INSTRUCTIONS TO FOLLOW
How many lines of the entries below include the word "dsExam"? Answer with the number alone.

INPUT ROWS
++++++++++++++++++++
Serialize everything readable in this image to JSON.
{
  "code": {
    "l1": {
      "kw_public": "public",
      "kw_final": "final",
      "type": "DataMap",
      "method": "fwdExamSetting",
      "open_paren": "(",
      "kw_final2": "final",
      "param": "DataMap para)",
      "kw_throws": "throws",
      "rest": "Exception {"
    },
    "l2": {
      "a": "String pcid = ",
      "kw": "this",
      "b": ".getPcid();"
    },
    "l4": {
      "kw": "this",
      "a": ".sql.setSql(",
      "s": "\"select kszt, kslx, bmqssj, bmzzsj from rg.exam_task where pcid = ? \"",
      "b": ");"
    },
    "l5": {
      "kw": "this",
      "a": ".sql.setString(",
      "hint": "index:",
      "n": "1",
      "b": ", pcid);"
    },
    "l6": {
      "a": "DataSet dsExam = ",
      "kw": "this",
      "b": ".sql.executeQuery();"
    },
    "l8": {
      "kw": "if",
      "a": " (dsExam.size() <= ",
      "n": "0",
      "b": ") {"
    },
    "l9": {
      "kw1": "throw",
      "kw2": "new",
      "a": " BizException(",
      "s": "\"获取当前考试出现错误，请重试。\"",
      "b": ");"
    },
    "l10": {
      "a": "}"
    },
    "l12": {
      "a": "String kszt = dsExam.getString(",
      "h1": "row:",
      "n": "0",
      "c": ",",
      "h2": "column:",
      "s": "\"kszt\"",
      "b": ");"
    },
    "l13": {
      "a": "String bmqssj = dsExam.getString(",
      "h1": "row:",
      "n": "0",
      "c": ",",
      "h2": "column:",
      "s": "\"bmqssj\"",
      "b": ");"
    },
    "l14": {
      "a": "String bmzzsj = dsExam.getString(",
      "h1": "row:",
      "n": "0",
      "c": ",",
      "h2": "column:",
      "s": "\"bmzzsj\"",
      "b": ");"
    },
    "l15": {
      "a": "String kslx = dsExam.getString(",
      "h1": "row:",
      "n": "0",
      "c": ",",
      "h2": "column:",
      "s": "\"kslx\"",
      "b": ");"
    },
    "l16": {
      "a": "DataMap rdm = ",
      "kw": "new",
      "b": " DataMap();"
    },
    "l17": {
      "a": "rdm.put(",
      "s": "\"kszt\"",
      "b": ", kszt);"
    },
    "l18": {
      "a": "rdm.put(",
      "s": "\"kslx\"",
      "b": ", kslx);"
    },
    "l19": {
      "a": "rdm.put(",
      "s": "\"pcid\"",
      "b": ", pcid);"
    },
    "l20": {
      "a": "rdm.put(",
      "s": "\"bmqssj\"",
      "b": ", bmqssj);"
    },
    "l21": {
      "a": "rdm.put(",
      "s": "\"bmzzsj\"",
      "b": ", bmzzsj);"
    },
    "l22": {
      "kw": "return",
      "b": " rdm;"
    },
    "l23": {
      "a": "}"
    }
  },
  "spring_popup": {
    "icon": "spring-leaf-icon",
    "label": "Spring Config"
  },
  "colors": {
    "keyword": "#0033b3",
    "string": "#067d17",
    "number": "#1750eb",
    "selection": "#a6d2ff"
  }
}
++++++++++++++++++++
TASK ANSWER
6